Required work
Go through the data below. List every line that holds the word "Prozent".
>> BEGIN
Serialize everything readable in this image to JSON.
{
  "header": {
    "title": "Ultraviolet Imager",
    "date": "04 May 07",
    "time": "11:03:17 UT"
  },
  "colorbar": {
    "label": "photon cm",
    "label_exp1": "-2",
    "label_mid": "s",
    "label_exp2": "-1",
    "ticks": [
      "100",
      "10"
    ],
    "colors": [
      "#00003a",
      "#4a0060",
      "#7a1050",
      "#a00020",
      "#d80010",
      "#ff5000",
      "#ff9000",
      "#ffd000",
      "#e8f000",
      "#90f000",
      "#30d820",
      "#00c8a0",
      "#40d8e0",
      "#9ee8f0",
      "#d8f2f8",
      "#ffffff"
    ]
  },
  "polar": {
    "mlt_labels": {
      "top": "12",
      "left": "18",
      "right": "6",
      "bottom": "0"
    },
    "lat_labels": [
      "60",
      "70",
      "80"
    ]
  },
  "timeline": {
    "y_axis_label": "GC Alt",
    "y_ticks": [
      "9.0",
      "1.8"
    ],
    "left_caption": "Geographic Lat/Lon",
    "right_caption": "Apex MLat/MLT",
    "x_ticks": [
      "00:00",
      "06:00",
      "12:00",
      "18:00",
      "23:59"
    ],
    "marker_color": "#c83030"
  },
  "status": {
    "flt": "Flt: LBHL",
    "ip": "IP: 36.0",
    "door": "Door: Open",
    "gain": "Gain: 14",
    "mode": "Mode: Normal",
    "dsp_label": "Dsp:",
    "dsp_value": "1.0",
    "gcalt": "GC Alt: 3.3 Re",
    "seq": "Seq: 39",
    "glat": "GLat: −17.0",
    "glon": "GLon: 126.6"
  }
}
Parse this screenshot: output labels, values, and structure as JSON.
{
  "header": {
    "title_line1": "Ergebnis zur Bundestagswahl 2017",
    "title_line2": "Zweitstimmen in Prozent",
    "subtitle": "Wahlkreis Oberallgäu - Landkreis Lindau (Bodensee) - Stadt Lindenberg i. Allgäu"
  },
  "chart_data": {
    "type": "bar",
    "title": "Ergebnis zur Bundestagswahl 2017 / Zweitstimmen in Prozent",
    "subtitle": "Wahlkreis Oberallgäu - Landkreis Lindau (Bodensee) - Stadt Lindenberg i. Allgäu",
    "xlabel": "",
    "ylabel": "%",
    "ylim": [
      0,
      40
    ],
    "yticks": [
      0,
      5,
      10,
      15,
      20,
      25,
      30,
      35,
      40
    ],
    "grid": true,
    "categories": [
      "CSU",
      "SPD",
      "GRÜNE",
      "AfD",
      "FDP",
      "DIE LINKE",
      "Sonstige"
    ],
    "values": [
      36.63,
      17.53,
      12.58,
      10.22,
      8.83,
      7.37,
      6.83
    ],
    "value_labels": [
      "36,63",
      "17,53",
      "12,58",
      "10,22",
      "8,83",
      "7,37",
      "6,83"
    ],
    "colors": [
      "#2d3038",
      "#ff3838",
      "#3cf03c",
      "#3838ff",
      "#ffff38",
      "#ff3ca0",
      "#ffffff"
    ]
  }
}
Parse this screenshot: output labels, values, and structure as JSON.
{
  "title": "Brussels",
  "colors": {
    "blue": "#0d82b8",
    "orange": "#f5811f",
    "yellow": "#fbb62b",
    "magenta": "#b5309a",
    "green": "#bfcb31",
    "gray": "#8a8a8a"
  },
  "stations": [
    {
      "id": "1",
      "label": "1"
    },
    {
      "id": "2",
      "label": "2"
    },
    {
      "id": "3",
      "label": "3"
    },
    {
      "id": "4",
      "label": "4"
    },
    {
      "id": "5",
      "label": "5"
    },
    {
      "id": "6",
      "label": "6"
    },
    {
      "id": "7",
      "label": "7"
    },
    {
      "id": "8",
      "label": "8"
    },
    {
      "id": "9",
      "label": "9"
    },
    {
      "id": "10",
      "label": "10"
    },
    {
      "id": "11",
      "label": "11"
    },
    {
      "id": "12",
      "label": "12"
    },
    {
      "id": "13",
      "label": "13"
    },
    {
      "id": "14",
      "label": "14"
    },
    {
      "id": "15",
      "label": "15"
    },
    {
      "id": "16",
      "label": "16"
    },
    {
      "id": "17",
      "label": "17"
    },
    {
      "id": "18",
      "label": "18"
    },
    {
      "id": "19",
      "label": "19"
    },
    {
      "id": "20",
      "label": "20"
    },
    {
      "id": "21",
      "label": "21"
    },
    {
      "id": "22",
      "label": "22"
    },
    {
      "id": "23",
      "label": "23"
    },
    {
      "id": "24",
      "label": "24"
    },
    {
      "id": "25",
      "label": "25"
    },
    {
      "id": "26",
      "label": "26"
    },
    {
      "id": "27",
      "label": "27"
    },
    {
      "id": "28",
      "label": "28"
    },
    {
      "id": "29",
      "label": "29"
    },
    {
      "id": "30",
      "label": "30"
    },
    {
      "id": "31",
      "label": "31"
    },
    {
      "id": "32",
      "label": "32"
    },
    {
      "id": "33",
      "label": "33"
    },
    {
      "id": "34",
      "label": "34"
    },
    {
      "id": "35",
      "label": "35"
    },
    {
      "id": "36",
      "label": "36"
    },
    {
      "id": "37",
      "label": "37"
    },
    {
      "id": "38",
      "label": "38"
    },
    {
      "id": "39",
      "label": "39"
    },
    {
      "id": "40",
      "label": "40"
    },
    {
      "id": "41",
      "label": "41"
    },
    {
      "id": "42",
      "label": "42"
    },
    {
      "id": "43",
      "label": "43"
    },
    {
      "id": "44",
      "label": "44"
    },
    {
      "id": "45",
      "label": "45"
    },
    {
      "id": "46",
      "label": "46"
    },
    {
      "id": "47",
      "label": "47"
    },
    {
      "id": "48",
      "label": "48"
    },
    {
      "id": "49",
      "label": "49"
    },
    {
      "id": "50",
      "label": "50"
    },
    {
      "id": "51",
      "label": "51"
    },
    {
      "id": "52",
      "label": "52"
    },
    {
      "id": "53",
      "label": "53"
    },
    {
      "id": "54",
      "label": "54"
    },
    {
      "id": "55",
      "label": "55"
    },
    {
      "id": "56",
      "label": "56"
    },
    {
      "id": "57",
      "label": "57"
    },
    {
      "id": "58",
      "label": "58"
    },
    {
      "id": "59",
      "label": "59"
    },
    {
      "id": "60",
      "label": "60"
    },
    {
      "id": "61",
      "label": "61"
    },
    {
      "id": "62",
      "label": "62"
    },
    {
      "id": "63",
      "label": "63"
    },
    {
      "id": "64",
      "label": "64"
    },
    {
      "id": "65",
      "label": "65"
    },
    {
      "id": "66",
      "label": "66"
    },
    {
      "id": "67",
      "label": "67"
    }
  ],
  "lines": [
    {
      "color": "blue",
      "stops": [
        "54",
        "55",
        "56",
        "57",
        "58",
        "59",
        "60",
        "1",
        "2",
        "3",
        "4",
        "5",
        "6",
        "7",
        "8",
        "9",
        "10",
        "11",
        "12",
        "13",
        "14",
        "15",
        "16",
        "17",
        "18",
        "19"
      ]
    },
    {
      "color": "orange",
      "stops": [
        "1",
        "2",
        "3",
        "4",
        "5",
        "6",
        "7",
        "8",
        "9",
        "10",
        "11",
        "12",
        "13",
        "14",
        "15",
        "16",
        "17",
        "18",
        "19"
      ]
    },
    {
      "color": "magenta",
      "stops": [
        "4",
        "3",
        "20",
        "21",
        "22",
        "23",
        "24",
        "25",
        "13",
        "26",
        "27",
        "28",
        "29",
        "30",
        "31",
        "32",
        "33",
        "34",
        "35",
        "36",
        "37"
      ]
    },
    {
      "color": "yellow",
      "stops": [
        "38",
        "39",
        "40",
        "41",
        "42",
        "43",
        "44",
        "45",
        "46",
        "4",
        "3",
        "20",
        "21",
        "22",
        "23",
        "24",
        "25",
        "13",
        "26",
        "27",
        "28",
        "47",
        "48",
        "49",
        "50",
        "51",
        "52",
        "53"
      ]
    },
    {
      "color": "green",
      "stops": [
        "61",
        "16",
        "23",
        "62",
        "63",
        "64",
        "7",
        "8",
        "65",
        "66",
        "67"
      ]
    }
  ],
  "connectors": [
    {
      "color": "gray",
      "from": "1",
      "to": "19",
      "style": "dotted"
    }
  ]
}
>> END
Output below
    "title_line2": "Zweitstimmen in Prozent",
    "title": "Ergebnis zur Bundestagswahl 2017 / Zweitstimmen in Prozent",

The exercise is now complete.